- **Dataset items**

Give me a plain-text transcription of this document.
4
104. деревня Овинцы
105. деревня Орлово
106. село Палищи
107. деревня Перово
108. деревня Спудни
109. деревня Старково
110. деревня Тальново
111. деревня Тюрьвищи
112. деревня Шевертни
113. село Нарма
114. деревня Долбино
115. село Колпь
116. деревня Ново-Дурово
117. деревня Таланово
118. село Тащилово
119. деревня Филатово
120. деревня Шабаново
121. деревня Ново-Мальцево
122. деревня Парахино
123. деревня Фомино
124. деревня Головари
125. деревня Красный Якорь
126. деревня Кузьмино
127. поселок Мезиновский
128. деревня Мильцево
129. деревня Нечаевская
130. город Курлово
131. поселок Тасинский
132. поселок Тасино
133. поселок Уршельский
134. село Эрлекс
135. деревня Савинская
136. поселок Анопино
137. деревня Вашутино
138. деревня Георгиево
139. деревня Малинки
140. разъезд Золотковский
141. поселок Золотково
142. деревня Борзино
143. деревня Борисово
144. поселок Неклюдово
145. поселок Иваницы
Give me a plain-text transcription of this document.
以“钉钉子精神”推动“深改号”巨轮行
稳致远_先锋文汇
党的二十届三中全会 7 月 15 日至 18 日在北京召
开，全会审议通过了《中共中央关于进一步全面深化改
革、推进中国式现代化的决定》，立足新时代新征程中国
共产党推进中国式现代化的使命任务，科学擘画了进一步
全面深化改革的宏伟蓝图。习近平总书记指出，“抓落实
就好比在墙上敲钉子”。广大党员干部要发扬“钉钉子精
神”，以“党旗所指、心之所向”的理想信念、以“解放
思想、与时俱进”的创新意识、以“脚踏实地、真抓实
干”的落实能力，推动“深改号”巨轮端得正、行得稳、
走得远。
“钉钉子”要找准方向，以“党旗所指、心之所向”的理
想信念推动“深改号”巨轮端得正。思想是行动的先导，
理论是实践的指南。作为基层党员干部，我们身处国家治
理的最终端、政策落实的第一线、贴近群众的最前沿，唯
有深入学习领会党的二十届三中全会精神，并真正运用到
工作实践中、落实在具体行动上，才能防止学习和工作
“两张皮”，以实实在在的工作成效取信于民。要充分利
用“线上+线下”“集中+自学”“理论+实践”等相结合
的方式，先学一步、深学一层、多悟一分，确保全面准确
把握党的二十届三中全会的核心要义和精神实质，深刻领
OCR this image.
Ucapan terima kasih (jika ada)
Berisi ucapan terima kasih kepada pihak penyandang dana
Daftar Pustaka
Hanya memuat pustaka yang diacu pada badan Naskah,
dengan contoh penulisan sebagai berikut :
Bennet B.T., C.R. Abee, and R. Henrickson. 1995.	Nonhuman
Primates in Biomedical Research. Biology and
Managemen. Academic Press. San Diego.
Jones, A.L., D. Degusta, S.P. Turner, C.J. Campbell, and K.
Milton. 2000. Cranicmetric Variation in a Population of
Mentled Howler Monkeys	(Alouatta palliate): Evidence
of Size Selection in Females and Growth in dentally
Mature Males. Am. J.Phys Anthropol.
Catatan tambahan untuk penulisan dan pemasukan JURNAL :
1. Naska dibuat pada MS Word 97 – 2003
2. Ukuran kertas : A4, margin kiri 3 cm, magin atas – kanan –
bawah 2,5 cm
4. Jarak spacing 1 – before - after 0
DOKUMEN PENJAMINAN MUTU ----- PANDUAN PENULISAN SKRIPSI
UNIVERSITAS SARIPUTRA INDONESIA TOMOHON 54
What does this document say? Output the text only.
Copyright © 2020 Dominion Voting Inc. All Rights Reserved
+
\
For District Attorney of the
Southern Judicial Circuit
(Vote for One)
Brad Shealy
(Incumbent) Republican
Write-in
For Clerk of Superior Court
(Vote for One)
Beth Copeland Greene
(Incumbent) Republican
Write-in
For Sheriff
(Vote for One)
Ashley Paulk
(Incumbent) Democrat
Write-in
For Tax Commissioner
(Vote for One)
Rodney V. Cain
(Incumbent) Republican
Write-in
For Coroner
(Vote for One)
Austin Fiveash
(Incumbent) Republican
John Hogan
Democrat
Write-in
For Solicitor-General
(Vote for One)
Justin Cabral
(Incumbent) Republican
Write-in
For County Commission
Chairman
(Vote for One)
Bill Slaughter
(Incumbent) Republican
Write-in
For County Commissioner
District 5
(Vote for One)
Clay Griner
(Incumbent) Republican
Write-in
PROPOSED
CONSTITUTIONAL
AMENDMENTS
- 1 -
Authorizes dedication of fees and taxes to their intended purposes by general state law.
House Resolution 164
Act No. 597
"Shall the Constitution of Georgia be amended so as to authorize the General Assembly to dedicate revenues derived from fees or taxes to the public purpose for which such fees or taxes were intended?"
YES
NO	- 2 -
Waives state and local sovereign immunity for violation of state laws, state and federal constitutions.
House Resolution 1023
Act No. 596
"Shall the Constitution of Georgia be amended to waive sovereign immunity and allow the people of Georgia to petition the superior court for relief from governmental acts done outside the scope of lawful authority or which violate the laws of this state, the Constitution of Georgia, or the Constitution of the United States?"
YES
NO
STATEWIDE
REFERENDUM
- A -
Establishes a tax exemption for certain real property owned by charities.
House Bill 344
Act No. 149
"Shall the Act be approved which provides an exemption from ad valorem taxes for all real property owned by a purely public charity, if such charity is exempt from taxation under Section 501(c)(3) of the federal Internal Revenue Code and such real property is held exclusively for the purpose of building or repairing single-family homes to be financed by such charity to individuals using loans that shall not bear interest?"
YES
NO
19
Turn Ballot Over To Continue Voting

- **Exercise task**
How many lines of these entries contain "Commissioner"? Answer with the number and nothing else.

- **Task result**
2